→ EXERCISE
Give the number of lines in the records below that include "type", and nothing more.

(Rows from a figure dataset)

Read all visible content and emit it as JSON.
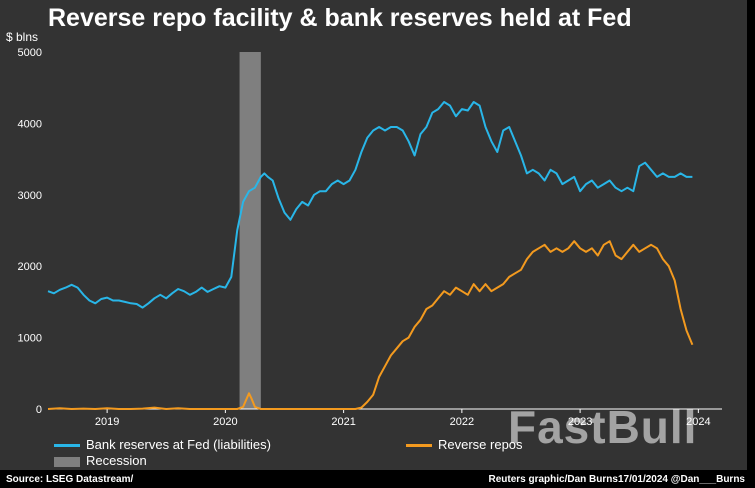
{
  "chart_data": {
    "type": "line",
    "title": "Reverse repo facility & bank reserves held at Fed",
    "ylabel": "$ blns",
    "ylim": [
      0,
      5000
    ],
    "yticks": [
      "0",
      "1000",
      "2000",
      "3000",
      "4000",
      "5000"
    ],
    "xticks": [
      {
        "label": "2019",
        "x": 2019.0
      },
      {
        "label": "2020",
        "x": 2020.0
      },
      {
        "label": "2021",
        "x": 2021.0
      },
      {
        "label": "2022",
        "x": 2022.0
      },
      {
        "label": "2023",
        "x": 2023.0
      },
      {
        "label": "2024",
        "x": 2024.0
      }
    ],
    "xlim": [
      2018.5,
      2024.2
    ],
    "recession": {
      "label": "Recession",
      "start": 2020.12,
      "end": 2020.3,
      "color": "#7f7f7f"
    },
    "series": [
      {
        "name": "Bank reserves at Fed (liabilities)",
        "color": "#29b6e8",
        "x": [
          2018.5,
          2018.55,
          2018.6,
          2018.65,
          2018.7,
          2018.75,
          2018.8,
          2018.85,
          2018.9,
          2018.95,
          2019.0,
          2019.05,
          2019.1,
          2019.15,
          2019.2,
          2019.25,
          2019.3,
          2019.35,
          2019.4,
          2019.45,
          2019.5,
          2019.55,
          2019.6,
          2019.65,
          2019.7,
          2019.75,
          2019.8,
          2019.85,
          2019.9,
          2019.95,
          2020.0,
          2020.05,
          2020.1,
          2020.15,
          2020.2,
          2020.25,
          2020.3,
          2020.33,
          2020.36,
          2020.4,
          2020.45,
          2020.5,
          2020.55,
          2020.6,
          2020.65,
          2020.7,
          2020.75,
          2020.8,
          2020.85,
          2020.9,
          2020.95,
          2021.0,
          2021.05,
          2021.1,
          2021.15,
          2021.2,
          2021.25,
          2021.3,
          2021.35,
          2021.4,
          2021.45,
          2021.5,
          2021.55,
          2021.6,
          2021.65,
          2021.7,
          2021.75,
          2021.8,
          2021.85,
          2021.9,
          2021.95,
          2022.0,
          2022.05,
          2022.1,
          2022.15,
          2022.2,
          2022.25,
          2022.3,
          2022.35,
          2022.4,
          2022.45,
          2022.5,
          2022.55,
          2022.6,
          2022.65,
          2022.7,
          2022.75,
          2022.8,
          2022.85,
          2022.9,
          2022.95,
          2023.0,
          2023.05,
          2023.1,
          2023.15,
          2023.2,
          2023.25,
          2023.3,
          2023.35,
          2023.4,
          2023.45,
          2023.5,
          2023.55,
          2023.6,
          2023.65,
          2023.7,
          2023.75,
          2023.8,
          2023.85,
          2023.9,
          2023.95
        ],
        "y": [
          1650,
          1620,
          1670,
          1700,
          1740,
          1700,
          1600,
          1520,
          1480,
          1540,
          1560,
          1520,
          1520,
          1500,
          1480,
          1470,
          1420,
          1480,
          1550,
          1600,
          1550,
          1620,
          1680,
          1650,
          1600,
          1640,
          1700,
          1640,
          1680,
          1720,
          1700,
          1850,
          2500,
          2900,
          3050,
          3100,
          3250,
          3300,
          3250,
          3200,
          2950,
          2750,
          2650,
          2800,
          2900,
          2850,
          3000,
          3050,
          3050,
          3150,
          3200,
          3150,
          3200,
          3350,
          3600,
          3800,
          3900,
          3950,
          3900,
          3950,
          3950,
          3900,
          3750,
          3550,
          3850,
          3950,
          4150,
          4200,
          4300,
          4250,
          4100,
          4200,
          4180,
          4300,
          4250,
          3950,
          3750,
          3600,
          3900,
          3950,
          3750,
          3550,
          3300,
          3350,
          3300,
          3200,
          3350,
          3300,
          3150,
          3200,
          3250,
          3050,
          3150,
          3200,
          3100,
          3150,
          3200,
          3100,
          3050,
          3100,
          3050,
          3400,
          3450,
          3350,
          3250,
          3300,
          3250,
          3250,
          3300,
          3250,
          3250
        ]
      },
      {
        "name": "Reverse repos",
        "color": "#f39a1f",
        "x": [
          2018.5,
          2018.6,
          2018.7,
          2018.8,
          2018.9,
          2019.0,
          2019.1,
          2019.2,
          2019.3,
          2019.4,
          2019.5,
          2019.6,
          2019.7,
          2019.8,
          2019.9,
          2020.0,
          2020.1,
          2020.15,
          2020.2,
          2020.22,
          2020.25,
          2020.3,
          2020.4,
          2020.5,
          2020.6,
          2020.7,
          2020.8,
          2020.9,
          2021.0,
          2021.05,
          2021.1,
          2021.15,
          2021.2,
          2021.25,
          2021.3,
          2021.35,
          2021.4,
          2021.45,
          2021.5,
          2021.55,
          2021.6,
          2021.65,
          2021.7,
          2021.75,
          2021.8,
          2021.85,
          2021.9,
          2021.95,
          2022.0,
          2022.05,
          2022.1,
          2022.15,
          2022.2,
          2022.25,
          2022.3,
          2022.35,
          2022.4,
          2022.45,
          2022.5,
          2022.55,
          2022.6,
          2022.65,
          2022.7,
          2022.75,
          2022.8,
          2022.85,
          2022.9,
          2022.95,
          2023.0,
          2023.05,
          2023.1,
          2023.15,
          2023.2,
          2023.25,
          2023.3,
          2023.35,
          2023.4,
          2023.45,
          2023.5,
          2023.55,
          2023.6,
          2023.65,
          2023.7,
          2023.75,
          2023.8,
          2023.85,
          2023.9,
          2023.95
        ],
        "y": [
          0,
          10,
          0,
          5,
          0,
          10,
          0,
          0,
          5,
          20,
          0,
          10,
          0,
          0,
          0,
          0,
          0,
          30,
          220,
          150,
          30,
          0,
          0,
          0,
          0,
          0,
          0,
          0,
          0,
          0,
          0,
          20,
          100,
          200,
          450,
          600,
          750,
          850,
          950,
          1000,
          1150,
          1250,
          1400,
          1450,
          1550,
          1650,
          1600,
          1700,
          1650,
          1600,
          1750,
          1650,
          1750,
          1650,
          1700,
          1750,
          1850,
          1900,
          1950,
          2100,
          2200,
          2250,
          2300,
          2200,
          2250,
          2200,
          2250,
          2350,
          2250,
          2200,
          2250,
          2150,
          2300,
          2350,
          2150,
          2100,
          2200,
          2300,
          2200,
          2250,
          2300,
          2250,
          2100,
          2000,
          1800,
          1400,
          1100,
          900
        ]
      }
    ],
    "legend": {
      "placement": "bottom"
    }
  },
  "legend_labels": {
    "reserves": "Bank reserves at Fed (liabilities)",
    "repos": "Reverse repos",
    "recession": "Recession"
  },
  "footer": {
    "source": "Source: LSEG Datastream/",
    "credit": "Reuters graphic/Dan Burns17/01/2024 @Dan___Burns"
  },
  "watermark": "FastBull"
}
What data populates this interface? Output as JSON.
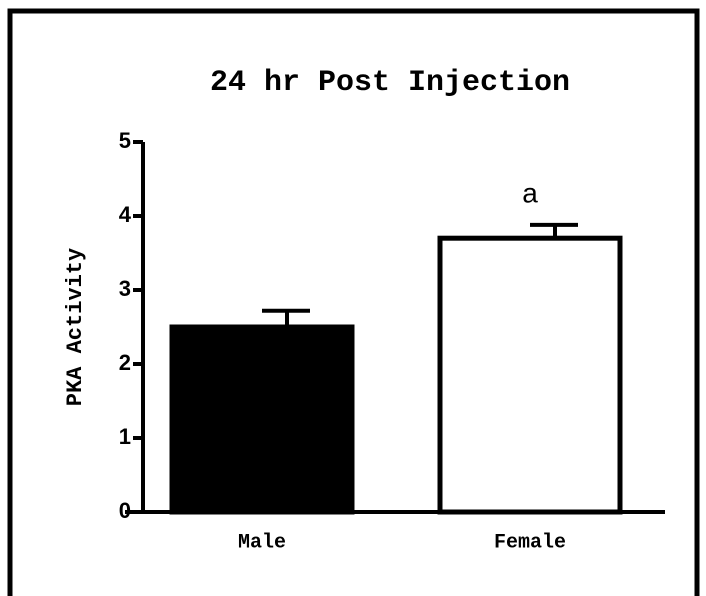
{
  "chart_data": {
    "type": "bar",
    "title": "24 hr Post Injection",
    "ylabel": "PKA Activity",
    "categories": [
      "Male",
      "Female"
    ],
    "values": [
      2.5,
      3.7
    ],
    "errors": [
      0.22,
      0.18
    ],
    "colors": [
      "#000000",
      "#ffffff"
    ],
    "annotations": [
      "",
      "a"
    ],
    "ylim": [
      0,
      5
    ],
    "yticks": [
      0,
      1,
      2,
      3,
      4,
      5
    ],
    "grid": false
  }
}
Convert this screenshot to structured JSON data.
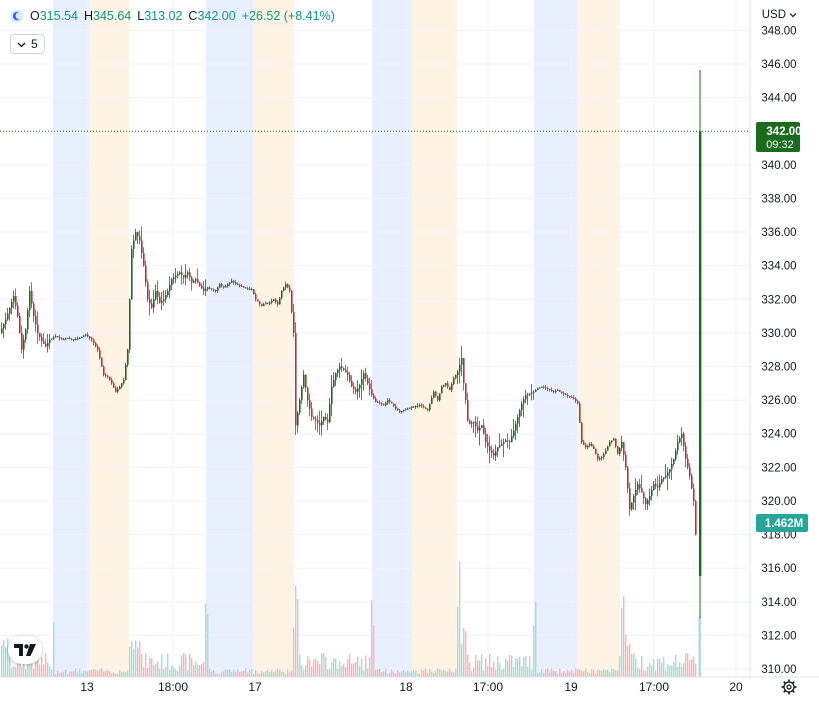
{
  "legend": {
    "open_label": "O",
    "open": "315.54",
    "high_label": "H",
    "high": "345.64",
    "low_label": "L",
    "low": "313.02",
    "close_label": "C",
    "close": "342.00",
    "change": "+26.52 (+8.41%)",
    "collapse_count": "5"
  },
  "currency": "USD",
  "badges": {
    "price": "342.00",
    "countdown": "09:32",
    "volume": "1.462M"
  },
  "colors": {
    "up": "#1b6b1e",
    "down": "#b2333a",
    "vol_up": "#a8dcd2",
    "vol_down": "#f4b6bd",
    "premarket": "#e8f0fe",
    "afterhours": "#fff3e3",
    "price_badge": "#1b6b1e",
    "volume_badge": "#26a69a"
  },
  "chart_data": {
    "type": "candlestick",
    "y_range": [
      310,
      348
    ],
    "y_ticks": [
      310,
      312,
      314,
      316,
      318,
      320,
      322,
      324,
      326,
      328,
      330,
      332,
      334,
      336,
      338,
      340,
      344,
      346,
      348
    ],
    "x_ticks": [
      "13",
      "18:00",
      "17",
      "18",
      "17:00",
      "19",
      "17:00",
      "20"
    ],
    "last_price": 342.0,
    "volume_last": "1.462M",
    "path": [
      [
        0,
        330
      ],
      [
        6,
        330.8
      ],
      [
        10,
        331.5
      ],
      [
        14,
        332.2
      ],
      [
        18,
        331
      ],
      [
        22,
        329
      ],
      [
        26,
        330.2
      ],
      [
        30,
        332.5
      ],
      [
        34,
        331
      ],
      [
        38,
        330
      ],
      [
        42,
        329.5
      ],
      [
        46,
        329.2
      ],
      [
        50,
        329.6
      ],
      [
        56,
        329.8
      ],
      [
        62,
        329.6
      ],
      [
        68,
        329.7
      ],
      [
        74,
        329.6
      ],
      [
        80,
        329.7
      ],
      [
        86,
        329.9
      ],
      [
        92,
        329.6
      ],
      [
        98,
        329
      ],
      [
        104,
        327.5
      ],
      [
        108,
        327.4
      ],
      [
        112,
        327
      ],
      [
        116,
        326.5
      ],
      [
        120,
        326.8
      ],
      [
        124,
        327.2
      ],
      [
        128,
        329
      ],
      [
        132,
        335
      ],
      [
        136,
        336
      ],
      [
        140,
        335.5
      ],
      [
        144,
        334
      ],
      [
        148,
        332
      ],
      [
        152,
        331.5
      ],
      [
        156,
        332.5
      ],
      [
        160,
        331.8
      ],
      [
        164,
        332
      ],
      [
        168,
        332.5
      ],
      [
        172,
        333.2
      ],
      [
        176,
        333.4
      ],
      [
        180,
        333.6
      ],
      [
        184,
        333.3
      ],
      [
        188,
        333.6
      ],
      [
        192,
        333
      ],
      [
        196,
        333.2
      ],
      [
        200,
        332.8
      ],
      [
        204,
        332.5
      ],
      [
        208,
        332.7
      ],
      [
        212,
        332.6
      ],
      [
        216,
        332.5
      ],
      [
        220,
        332.9
      ],
      [
        224,
        332.7
      ],
      [
        228,
        332.9
      ],
      [
        232,
        333.1
      ],
      [
        236,
        332.9
      ],
      [
        240,
        332.8
      ],
      [
        244,
        332.7
      ],
      [
        248,
        332.6
      ],
      [
        252,
        332.6
      ],
      [
        256,
        332
      ],
      [
        262,
        331.6
      ],
      [
        266,
        331.8
      ],
      [
        270,
        331.8
      ],
      [
        274,
        332.0
      ],
      [
        278,
        331.7
      ],
      [
        282,
        332.5
      ],
      [
        286,
        332.9
      ],
      [
        290,
        332.5
      ],
      [
        294,
        330
      ],
      [
        296,
        324.5
      ],
      [
        300,
        326
      ],
      [
        304,
        327.5
      ],
      [
        308,
        326
      ],
      [
        312,
        325
      ],
      [
        316,
        324.8
      ],
      [
        320,
        324.5
      ],
      [
        324,
        325
      ],
      [
        328,
        324.7
      ],
      [
        332,
        326.8
      ],
      [
        336,
        327.6
      ],
      [
        340,
        328
      ],
      [
        344,
        327.8
      ],
      [
        348,
        327.5
      ],
      [
        352,
        326.8
      ],
      [
        356,
        326.5
      ],
      [
        360,
        326.9
      ],
      [
        364,
        327.6
      ],
      [
        368,
        327
      ],
      [
        372,
        326.3
      ],
      [
        376,
        325.9
      ],
      [
        380,
        325.8
      ],
      [
        384,
        325.7
      ],
      [
        388,
        326
      ],
      [
        392,
        325.8
      ],
      [
        396,
        325.5
      ],
      [
        400,
        325.3
      ],
      [
        404,
        325.4
      ],
      [
        408,
        325.5
      ],
      [
        412,
        325.6
      ],
      [
        420,
        325.7
      ],
      [
        428,
        325.4
      ],
      [
        434,
        326.5
      ],
      [
        438,
        326
      ],
      [
        442,
        326.8
      ],
      [
        446,
        327
      ],
      [
        450,
        326.6
      ],
      [
        454,
        327.3
      ],
      [
        458,
        327.7
      ],
      [
        462,
        328.5
      ],
      [
        464,
        327
      ],
      [
        466,
        326
      ],
      [
        468,
        324.8
      ],
      [
        470,
        324.6
      ],
      [
        474,
        324.7
      ],
      [
        478,
        324.2
      ],
      [
        482,
        324.5
      ],
      [
        486,
        323.5
      ],
      [
        490,
        323
      ],
      [
        494,
        322.7
      ],
      [
        498,
        323.2
      ],
      [
        502,
        323.4
      ],
      [
        506,
        323.6
      ],
      [
        510,
        323.5
      ],
      [
        514,
        324.2
      ],
      [
        518,
        325
      ],
      [
        522,
        325.8
      ],
      [
        526,
        326.3
      ],
      [
        530,
        326.4
      ],
      [
        534,
        326.5
      ],
      [
        538,
        326.7
      ],
      [
        542,
        326.8
      ],
      [
        546,
        326.7
      ],
      [
        550,
        326.6
      ],
      [
        554,
        326.5
      ],
      [
        558,
        326.6
      ],
      [
        562,
        326.4
      ],
      [
        566,
        326.3
      ],
      [
        570,
        326.2
      ],
      [
        574,
        326.1
      ],
      [
        578,
        325.8
      ],
      [
        582,
        323.5
      ],
      [
        586,
        323.2
      ],
      [
        590,
        323.4
      ],
      [
        594,
        323.1
      ],
      [
        598,
        322.5
      ],
      [
        602,
        322.6
      ],
      [
        606,
        323
      ],
      [
        610,
        323.5
      ],
      [
        614,
        323.7
      ],
      [
        618,
        322.8
      ],
      [
        622,
        323.5
      ],
      [
        626,
        322
      ],
      [
        630,
        319.5
      ],
      [
        634,
        320.3
      ],
      [
        638,
        321
      ],
      [
        642,
        320.5
      ],
      [
        646,
        319.8
      ],
      [
        650,
        320.3
      ],
      [
        654,
        321
      ],
      [
        658,
        320.8
      ],
      [
        662,
        321.3
      ],
      [
        666,
        321.5
      ],
      [
        670,
        321.9
      ],
      [
        674,
        322.5
      ],
      [
        678,
        323.5
      ],
      [
        682,
        324
      ],
      [
        686,
        322.5
      ],
      [
        690,
        321.5
      ],
      [
        694,
        320
      ],
      [
        698,
        316
      ]
    ]
  }
}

→ TASK SOLUTION
3